Structured figure records
***

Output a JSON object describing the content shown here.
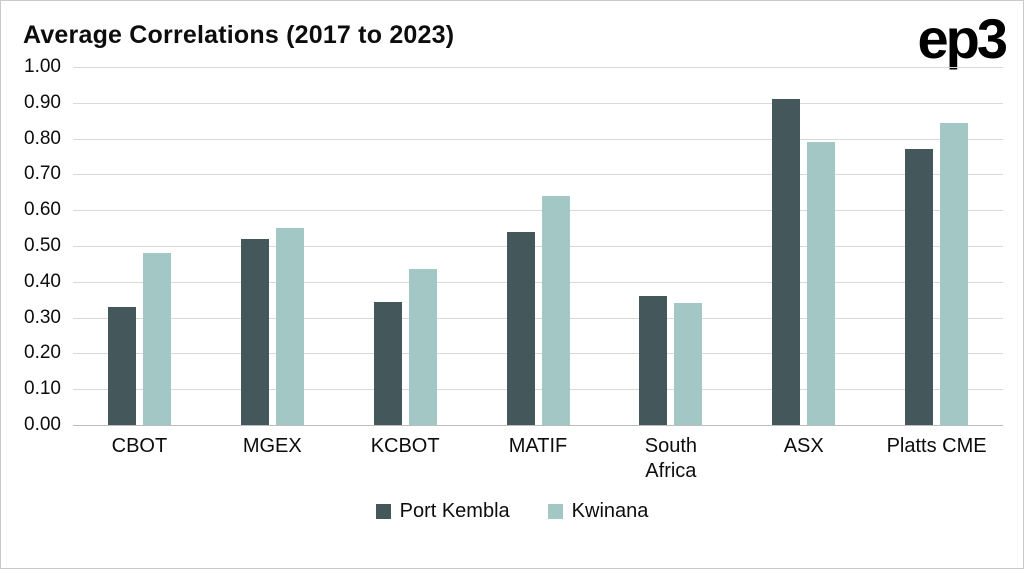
{
  "header": {
    "title": "Average Correlations (2017 to 2023)",
    "logo": "ep3"
  },
  "chart_data": {
    "type": "bar",
    "title": "Average Correlations (2017 to 2023)",
    "categories": [
      "CBOT",
      "MGEX",
      "KCBOT",
      "MATIF",
      "South\nAfrica",
      "ASX",
      "Platts CME"
    ],
    "series": [
      {
        "name": "Port Kembla",
        "color": "#44585c",
        "values": [
          0.33,
          0.52,
          0.345,
          0.54,
          0.36,
          0.91,
          0.77
        ]
      },
      {
        "name": "Kwinana",
        "color": "#a2c7c5",
        "values": [
          0.48,
          0.55,
          0.435,
          0.64,
          0.34,
          0.79,
          0.845
        ]
      }
    ],
    "xlabel": "",
    "ylabel": "",
    "ylim": [
      0,
      1.0
    ],
    "ytick_step": 0.1,
    "ytick_labels": [
      "0.00",
      "0.10",
      "0.20",
      "0.30",
      "0.40",
      "0.50",
      "0.60",
      "0.70",
      "0.80",
      "0.90",
      "1.00"
    ],
    "grid": true,
    "legend_position": "bottom"
  }
}
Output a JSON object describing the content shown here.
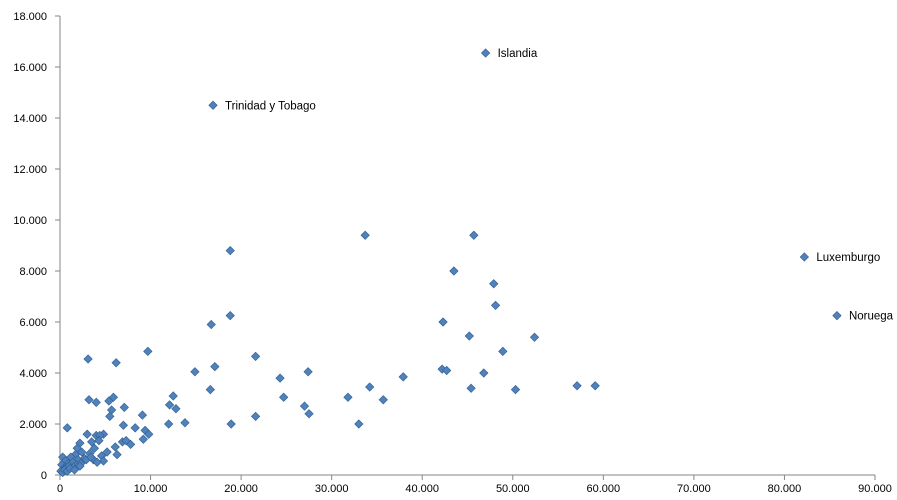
{
  "chart_data": {
    "type": "scatter",
    "title": "",
    "xlabel": "",
    "ylabel": "",
    "xlim": [
      0,
      90000
    ],
    "ylim": [
      0,
      18000
    ],
    "grid": false,
    "legend": "none",
    "marker_color": "#4F81BD",
    "marker_edge_color": "#2F5D8C",
    "x_ticks": [
      {
        "value": 0,
        "label": "0"
      },
      {
        "value": 10000,
        "label": "10.000"
      },
      {
        "value": 20000,
        "label": "20.000"
      },
      {
        "value": 30000,
        "label": "30.000"
      },
      {
        "value": 40000,
        "label": "40.000"
      },
      {
        "value": 50000,
        "label": "50.000"
      },
      {
        "value": 60000,
        "label": "60.000"
      },
      {
        "value": 70000,
        "label": "70.000"
      },
      {
        "value": 80000,
        "label": "80.000"
      },
      {
        "value": 90000,
        "label": "90.000"
      }
    ],
    "y_ticks": [
      {
        "value": 0,
        "label": "0"
      },
      {
        "value": 2000,
        "label": "2.000"
      },
      {
        "value": 4000,
        "label": "4.000"
      },
      {
        "value": 6000,
        "label": "6.000"
      },
      {
        "value": 8000,
        "label": "8.000"
      },
      {
        "value": 10000,
        "label": "10.000"
      },
      {
        "value": 12000,
        "label": "12.000"
      },
      {
        "value": 14000,
        "label": "14.000"
      },
      {
        "value": 16000,
        "label": "16.000"
      },
      {
        "value": 18000,
        "label": "18.000"
      }
    ],
    "annotations": [
      {
        "label": "Islandia",
        "x": 47000,
        "y": 16550
      },
      {
        "label": "Trinidad y Tobago",
        "x": 16900,
        "y": 14500
      },
      {
        "label": "Luxemburgo",
        "x": 82200,
        "y": 8550
      },
      {
        "label": "Noruega",
        "x": 85800,
        "y": 6250
      }
    ],
    "points": [
      [
        47000,
        16550
      ],
      [
        16900,
        14500
      ],
      [
        82200,
        8550
      ],
      [
        85800,
        6250
      ],
      [
        33700,
        9400
      ],
      [
        45700,
        9400
      ],
      [
        18800,
        8800
      ],
      [
        43500,
        8000
      ],
      [
        47900,
        7500
      ],
      [
        48100,
        6650
      ],
      [
        18800,
        6250
      ],
      [
        42300,
        6000
      ],
      [
        16700,
        5900
      ],
      [
        45200,
        5450
      ],
      [
        52400,
        5400
      ],
      [
        9700,
        4850
      ],
      [
        48900,
        4850
      ],
      [
        3100,
        4550
      ],
      [
        21600,
        4650
      ],
      [
        6200,
        4400
      ],
      [
        17100,
        4250
      ],
      [
        42200,
        4150
      ],
      [
        42700,
        4100
      ],
      [
        27400,
        4050
      ],
      [
        46800,
        4000
      ],
      [
        14900,
        4050
      ],
      [
        24300,
        3800
      ],
      [
        37900,
        3850
      ],
      [
        34200,
        3450
      ],
      [
        45400,
        3400
      ],
      [
        50300,
        3350
      ],
      [
        57100,
        3500
      ],
      [
        59100,
        3500
      ],
      [
        16600,
        3350
      ],
      [
        24700,
        3050
      ],
      [
        31800,
        3050
      ],
      [
        35700,
        2950
      ],
      [
        3200,
        2950
      ],
      [
        4000,
        2850
      ],
      [
        5400,
        2900
      ],
      [
        5900,
        3050
      ],
      [
        12500,
        3100
      ],
      [
        12100,
        2750
      ],
      [
        12800,
        2600
      ],
      [
        7100,
        2650
      ],
      [
        5700,
        2550
      ],
      [
        27000,
        2700
      ],
      [
        27500,
        2400
      ],
      [
        21600,
        2300
      ],
      [
        5500,
        2300
      ],
      [
        9100,
        2350
      ],
      [
        12000,
        2000
      ],
      [
        13800,
        2050
      ],
      [
        18900,
        2000
      ],
      [
        33000,
        2000
      ],
      [
        7000,
        1950
      ],
      [
        8300,
        1850
      ],
      [
        9400,
        1750
      ],
      [
        9800,
        1600
      ],
      [
        9200,
        1400
      ],
      [
        800,
        1850
      ],
      [
        3000,
        1600
      ],
      [
        4000,
        1550
      ],
      [
        4800,
        1600
      ],
      [
        4400,
        1550
      ],
      [
        2200,
        1250
      ],
      [
        3500,
        1300
      ],
      [
        3800,
        1050
      ],
      [
        4300,
        1350
      ],
      [
        6100,
        1100
      ],
      [
        6900,
        1300
      ],
      [
        7800,
        1200
      ],
      [
        7300,
        1350
      ],
      [
        1900,
        1050
      ],
      [
        1700,
        800
      ],
      [
        2400,
        900
      ],
      [
        3300,
        850
      ],
      [
        4600,
        750
      ],
      [
        5200,
        900
      ],
      [
        6300,
        800
      ],
      [
        1200,
        700
      ],
      [
        2000,
        600
      ],
      [
        2700,
        650
      ],
      [
        3700,
        600
      ],
      [
        4800,
        550
      ],
      [
        300,
        700
      ],
      [
        600,
        550
      ],
      [
        900,
        450
      ],
      [
        1400,
        500
      ],
      [
        1800,
        400
      ],
      [
        2300,
        450
      ],
      [
        2900,
        600
      ],
      [
        3400,
        700
      ],
      [
        4100,
        500
      ],
      [
        200,
        400
      ],
      [
        400,
        250
      ],
      [
        700,
        300
      ],
      [
        1000,
        350
      ],
      [
        1500,
        300
      ],
      [
        2200,
        350
      ],
      [
        100,
        150
      ],
      [
        300,
        100
      ],
      [
        500,
        200
      ],
      [
        800,
        150
      ],
      [
        1100,
        250
      ],
      [
        1600,
        200
      ]
    ]
  }
}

***

§ **What this task involves**
Copy all the data exactly as written, but skip any picture.

§ **Completed exercise**
Output a JSON object describing the content shown here.
{
  "header": {
    "title": "Average Correlations (2017 to 2023)",
    "logo": "ep3"
  },
  "chart_data": {
    "type": "bar",
    "title": "Average Correlations (2017 to 2023)",
    "categories": [
      "CBOT",
      "MGEX",
      "KCBOT",
      "MATIF",
      "South\nAfrica",
      "ASX",
      "Platts CME"
    ],
    "series": [
      {
        "name": "Port Kembla",
        "color": "#44585c",
        "values": [
          0.33,
          0.52,
          0.345,
          0.54,
          0.36,
          0.91,
          0.77
        ]
      },
      {
        "name": "Kwinana",
        "color": "#a2c7c5",
        "values": [
          0.48,
          0.55,
          0.435,
          0.64,
          0.34,
          0.79,
          0.845
        ]
      }
    ],
    "xlabel": "",
    "ylabel": "",
    "ylim": [
      0,
      1.0
    ],
    "ytick_step": 0.1,
    "ytick_labels": [
      "0.00",
      "0.10",
      "0.20",
      "0.30",
      "0.40",
      "0.50",
      "0.60",
      "0.70",
      "0.80",
      "0.90",
      "1.00"
    ],
    "grid": true,
    "legend_position": "bottom"
  }
}
Output a JSON object describing the content shown here.
{
  "chart_data": {
    "type": "scatter",
    "title": "",
    "xlabel": "",
    "ylabel": "",
    "xlim": [
      0,
      90000
    ],
    "ylim": [
      0,
      18000
    ],
    "grid": false,
    "legend": "none",
    "marker_color": "#4F81BD",
    "marker_edge_color": "#2F5D8C",
    "x_ticks": [
      {
        "value": 0,
        "label": "0"
      },
      {
        "value": 10000,
        "label": "10.000"
      },
      {
        "value": 20000,
        "label": "20.000"
      },
      {
        "value": 30000,
        "label": "30.000"
      },
      {
        "value": 40000,
        "label": "40.000"
      },
      {
        "value": 50000,
        "label": "50.000"
      },
      {
        "value": 60000,
        "label": "60.000"
      },
      {
        "value": 70000,
        "label": "70.000"
      },
      {
        "value": 80000,
        "label": "80.000"
      },
      {
        "value": 90000,
        "label": "90.000"
      }
    ],
    "y_ticks": [
      {
        "value": 0,
        "label": "0"
      },
      {
        "value": 2000,
        "label": "2.000"
      },
      {
        "value": 4000,
        "label": "4.000"
      },
      {
        "value": 6000,
        "label": "6.000"
      },
      {
        "value": 8000,
        "label": "8.000"
      },
      {
        "value": 10000,
        "label": "10.000"
      },
      {
        "value": 12000,
        "label": "12.000"
      },
      {
        "value": 14000,
        "label": "14.000"
      },
      {
        "value": 16000,
        "label": "16.000"
      },
      {
        "value": 18000,
        "label": "18.000"
      }
    ],
    "annotations": [
      {
        "label": "Islandia",
        "x": 47000,
        "y": 16550
      },
      {
        "label": "Trinidad y Tobago",
        "x": 16900,
        "y": 14500
      },
      {
        "label": "Luxemburgo",
        "x": 82200,
        "y": 8550
      },
      {
        "label": "Noruega",
        "x": 85800,
        "y": 6250
      }
    ],
    "points": [
      [
        47000,
        16550
      ],
      [
        16900,
        14500
      ],
      [
        82200,
        8550
      ],
      [
        85800,
        6250
      ],
      [
        33700,
        9400
      ],
      [
        45700,
        9400
      ],
      [
        18800,
        8800
      ],
      [
        43500,
        8000
      ],
      [
        47900,
        7500
      ],
      [
        48100,
        6650
      ],
      [
        18800,
        6250
      ],
      [
        42300,
        6000
      ],
      [
        16700,
        5900
      ],
      [
        45200,
        5450
      ],
      [
        52400,
        5400
      ],
      [
        9700,
        4850
      ],
      [
        48900,
        4850
      ],
      [
        3100,
        4550
      ],
      [
        21600,
        4650
      ],
      [
        6200,
        4400
      ],
      [
        17100,
        4250
      ],
      [
        42200,
        4150
      ],
      [
        42700,
        4100
      ],
      [
        27400,
        4050
      ],
      [
        46800,
        4000
      ],
      [
        14900,
        4050
      ],
      [
        24300,
        3800
      ],
      [
        37900,
        3850
      ],
      [
        34200,
        3450
      ],
      [
        45400,
        3400
      ],
      [
        50300,
        3350
      ],
      [
        57100,
        3500
      ],
      [
        59100,
        3500
      ],
      [
        16600,
        3350
      ],
      [
        24700,
        3050
      ],
      [
        31800,
        3050
      ],
      [
        35700,
        2950
      ],
      [
        3200,
        2950
      ],
      [
        4000,
        2850
      ],
      [
        5400,
        2900
      ],
      [
        5900,
        3050
      ],
      [
        12500,
        3100
      ],
      [
        12100,
        2750
      ],
      [
        12800,
        2600
      ],
      [
        7100,
        2650
      ],
      [
        5700,
        2550
      ],
      [
        27000,
        2700
      ],
      [
        27500,
        2400
      ],
      [
        21600,
        2300
      ],
      [
        5500,
        2300
      ],
      [
        9100,
        2350
      ],
      [
        12000,
        2000
      ],
      [
        13800,
        2050
      ],
      [
        18900,
        2000
      ],
      [
        33000,
        2000
      ],
      [
        7000,
        1950
      ],
      [
        8300,
        1850
      ],
      [
        9400,
        1750
      ],
      [
        9800,
        1600
      ],
      [
        9200,
        1400
      ],
      [
        800,
        1850
      ],
      [
        3000,
        1600
      ],
      [
        4000,
        1550
      ],
      [
        4800,
        1600
      ],
      [
        4400,
        1550
      ],
      [
        2200,
        1250
      ],
      [
        3500,
        1300
      ],
      [
        3800,
        1050
      ],
      [
        4300,
        1350
      ],
      [
        6100,
        1100
      ],
      [
        6900,
        1300
      ],
      [
        7800,
        1200
      ],
      [
        7300,
        1350
      ],
      [
        1900,
        1050
      ],
      [
        1700,
        800
      ],
      [
        2400,
        900
      ],
      [
        3300,
        850
      ],
      [
        4600,
        750
      ],
      [
        5200,
        900
      ],
      [
        6300,
        800
      ],
      [
        1200,
        700
      ],
      [
        2000,
        600
      ],
      [
        2700,
        650
      ],
      [
        3700,
        600
      ],
      [
        4800,
        550
      ],
      [
        300,
        700
      ],
      [
        600,
        550
      ],
      [
        900,
        450
      ],
      [
        1400,
        500
      ],
      [
        1800,
        400
      ],
      [
        2300,
        450
      ],
      [
        2900,
        600
      ],
      [
        3400,
        700
      ],
      [
        4100,
        500
      ],
      [
        200,
        400
      ],
      [
        400,
        250
      ],
      [
        700,
        300
      ],
      [
        1000,
        350
      ],
      [
        1500,
        300
      ],
      [
        2200,
        350
      ],
      [
        100,
        150
      ],
      [
        300,
        100
      ],
      [
        500,
        200
      ],
      [
        800,
        150
      ],
      [
        1100,
        250
      ],
      [
        1600,
        200
      ]
    ]
  }
}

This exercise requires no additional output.